TASK STATEMENT => From the listing below, pick out each line with the word "huji".

EXERCISE DATA =>
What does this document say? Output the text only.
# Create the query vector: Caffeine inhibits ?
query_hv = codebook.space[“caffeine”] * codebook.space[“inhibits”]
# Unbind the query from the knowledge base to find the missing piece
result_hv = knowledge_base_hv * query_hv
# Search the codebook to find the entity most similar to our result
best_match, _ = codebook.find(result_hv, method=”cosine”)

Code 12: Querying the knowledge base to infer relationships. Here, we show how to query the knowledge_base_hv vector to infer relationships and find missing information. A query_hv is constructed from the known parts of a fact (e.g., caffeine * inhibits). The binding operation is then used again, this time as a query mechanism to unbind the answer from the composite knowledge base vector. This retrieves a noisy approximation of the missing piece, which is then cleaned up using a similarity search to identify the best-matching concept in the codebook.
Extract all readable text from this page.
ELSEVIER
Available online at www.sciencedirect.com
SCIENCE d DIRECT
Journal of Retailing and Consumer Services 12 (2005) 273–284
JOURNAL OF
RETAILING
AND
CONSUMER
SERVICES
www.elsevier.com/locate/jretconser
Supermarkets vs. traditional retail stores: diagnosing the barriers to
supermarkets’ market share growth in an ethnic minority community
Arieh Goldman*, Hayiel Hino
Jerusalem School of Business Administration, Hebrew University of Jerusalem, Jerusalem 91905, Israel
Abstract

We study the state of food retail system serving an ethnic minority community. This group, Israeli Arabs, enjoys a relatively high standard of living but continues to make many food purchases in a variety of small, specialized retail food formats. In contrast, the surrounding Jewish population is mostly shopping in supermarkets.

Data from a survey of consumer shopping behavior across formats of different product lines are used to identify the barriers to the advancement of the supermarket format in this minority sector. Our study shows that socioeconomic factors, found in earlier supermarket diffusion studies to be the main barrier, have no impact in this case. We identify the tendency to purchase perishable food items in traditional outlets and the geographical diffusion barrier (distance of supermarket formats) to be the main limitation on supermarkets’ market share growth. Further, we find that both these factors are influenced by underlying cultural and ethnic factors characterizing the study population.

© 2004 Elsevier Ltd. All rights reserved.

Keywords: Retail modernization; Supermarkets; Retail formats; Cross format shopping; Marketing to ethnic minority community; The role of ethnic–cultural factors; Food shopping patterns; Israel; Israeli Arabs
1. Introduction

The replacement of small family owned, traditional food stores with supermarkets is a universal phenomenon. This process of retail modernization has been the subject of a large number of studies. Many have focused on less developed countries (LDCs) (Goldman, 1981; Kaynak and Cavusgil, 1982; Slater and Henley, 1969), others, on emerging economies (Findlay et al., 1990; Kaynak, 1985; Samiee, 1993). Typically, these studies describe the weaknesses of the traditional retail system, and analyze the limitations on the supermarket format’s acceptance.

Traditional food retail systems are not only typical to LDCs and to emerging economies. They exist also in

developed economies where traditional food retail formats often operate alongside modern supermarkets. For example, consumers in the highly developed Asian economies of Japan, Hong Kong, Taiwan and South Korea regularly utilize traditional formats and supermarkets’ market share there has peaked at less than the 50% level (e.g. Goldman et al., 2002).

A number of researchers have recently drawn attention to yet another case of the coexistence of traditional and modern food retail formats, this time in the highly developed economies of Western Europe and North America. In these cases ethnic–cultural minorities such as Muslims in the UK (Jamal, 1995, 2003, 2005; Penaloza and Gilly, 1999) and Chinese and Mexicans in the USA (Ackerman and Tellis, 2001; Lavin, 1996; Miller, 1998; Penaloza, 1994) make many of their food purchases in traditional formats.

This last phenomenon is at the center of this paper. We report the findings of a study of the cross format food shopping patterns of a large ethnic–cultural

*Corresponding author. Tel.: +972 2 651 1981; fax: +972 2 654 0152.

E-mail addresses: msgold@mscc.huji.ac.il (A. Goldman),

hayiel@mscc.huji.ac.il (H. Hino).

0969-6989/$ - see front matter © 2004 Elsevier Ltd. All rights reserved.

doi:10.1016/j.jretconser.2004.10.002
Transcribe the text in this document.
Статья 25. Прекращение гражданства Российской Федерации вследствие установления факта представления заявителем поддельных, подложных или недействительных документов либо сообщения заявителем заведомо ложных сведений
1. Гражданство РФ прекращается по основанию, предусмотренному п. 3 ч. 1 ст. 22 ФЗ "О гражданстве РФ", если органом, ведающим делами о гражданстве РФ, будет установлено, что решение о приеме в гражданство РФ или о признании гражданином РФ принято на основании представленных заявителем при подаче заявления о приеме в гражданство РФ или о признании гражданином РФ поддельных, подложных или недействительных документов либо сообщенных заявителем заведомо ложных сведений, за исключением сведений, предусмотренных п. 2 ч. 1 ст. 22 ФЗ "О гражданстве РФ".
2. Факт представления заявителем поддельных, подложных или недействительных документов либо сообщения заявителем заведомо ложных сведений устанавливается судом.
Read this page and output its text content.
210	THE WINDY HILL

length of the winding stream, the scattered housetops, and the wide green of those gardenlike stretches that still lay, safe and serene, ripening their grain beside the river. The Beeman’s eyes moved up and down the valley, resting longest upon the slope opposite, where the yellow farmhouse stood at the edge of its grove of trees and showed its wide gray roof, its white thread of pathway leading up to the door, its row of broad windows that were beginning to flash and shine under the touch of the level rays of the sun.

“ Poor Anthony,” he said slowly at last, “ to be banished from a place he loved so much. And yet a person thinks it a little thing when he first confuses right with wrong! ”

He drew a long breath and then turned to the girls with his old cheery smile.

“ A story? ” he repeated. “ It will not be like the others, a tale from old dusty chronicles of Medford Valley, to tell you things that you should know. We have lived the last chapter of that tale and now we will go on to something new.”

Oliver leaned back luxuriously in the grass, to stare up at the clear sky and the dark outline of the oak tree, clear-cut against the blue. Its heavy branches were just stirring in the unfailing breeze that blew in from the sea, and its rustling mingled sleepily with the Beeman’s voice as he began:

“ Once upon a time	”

ANSWER BELOW =>
E-mail addresses: msgold@mscc.huji.ac.il (A. Goldman),
hayiel@mscc.huji.ac.il (H. Hino).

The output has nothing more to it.